AIM OF THE TASK | Pictures don't belong in the copy; print all the records exactly.

INPUT ROWS |

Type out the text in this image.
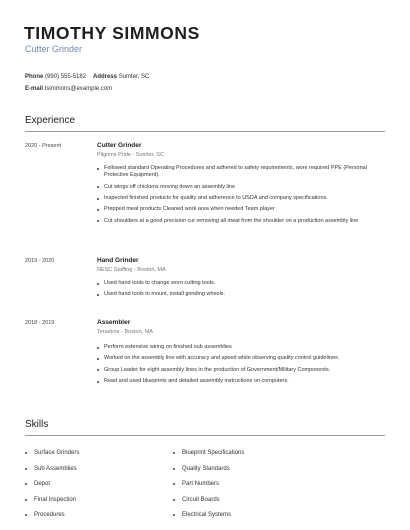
TIMOTHY SIMMONS
Cutter Grinder
Phone (990) 555-5182 Address Sumter, SC
E-mail tsimmons@example.com
Experience
2020 - Present	Cutter Grinder
Pilgrims Pride - Sumter, SC
Followed standard Operating Procedures and adhered to safety requirements, wore required PPE (Personal Protective Equipment).
Cut wings off chickens moving down an assembly line
Inspected finished products for quality and adherence to USDA and company specifications.
Prepped meat products Cleaned work area when needed Team player
Cut shoulders at a good precision cut removing all meat from the shoulder on a production assembly line
2019 - 2020	Hand Grinder
NESC Staffing - Boston, MA
Used hand tools to change worn cutting tools.
Used hand tools to mount, install grinding wheels.
2018 - 2019	Assembler
Teradyne - Boston, MA
Perform extensive wiring on finished sub assemblies
Worked on the assembly line with accuracy and speed while observing quality control guidelines.
Group Leader for eight assembly lines in the production of Government/Military Components.
Read and used blueprints and detailed assembly instructions on computers.
Skills
Surface Grinders
Sub Assemblies
Depot
Final Inspection
Procedures
Blueprint Specifications
Quality Standards
Part Numbers
Circuit Boards
Electrical Systems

THE REPLY |
Type out the text in this image.
TIMOTHY SIMMONS
Cutter Grinder
Phone (990) 555-5182 Address Sumter, SC
E-mail tsimmons@example.com
Experience
2020 - Present	Cutter Grinder
Pilgrims Pride - Sumter, SC
Followed standard Operating Procedures and adhered to safety requirements, wore required PPE (Personal Protective Equipment).
Cut wings off chickens moving down an assembly line
Inspected finished products for quality and adherence to USDA and company specifications.
Prepped meat products Cleaned work area when needed Team player
Cut shoulders at a good precision cut removing all meat from the shoulder on a production assembly line
2019 - 2020	Hand Grinder
NESC Staffing - Boston, MA
Used hand tools to change worn cutting tools.
Used hand tools to mount, install grinding wheels.
2018 - 2019	Assembler
Teradyne - Boston, MA
Perform extensive wiring on finished sub assemblies
Worked on the assembly line with accuracy and speed while observing quality control guidelines.
Group Leader for eight assembly lines in the production of Government/Military Components.
Read and used blueprints and detailed assembly instructions on computers.
Skills
Surface Grinders
Sub Assemblies
Depot
Final Inspection
Procedures
Blueprint Specifications
Quality Standards
Part Numbers
Circuit Boards
Electrical Systems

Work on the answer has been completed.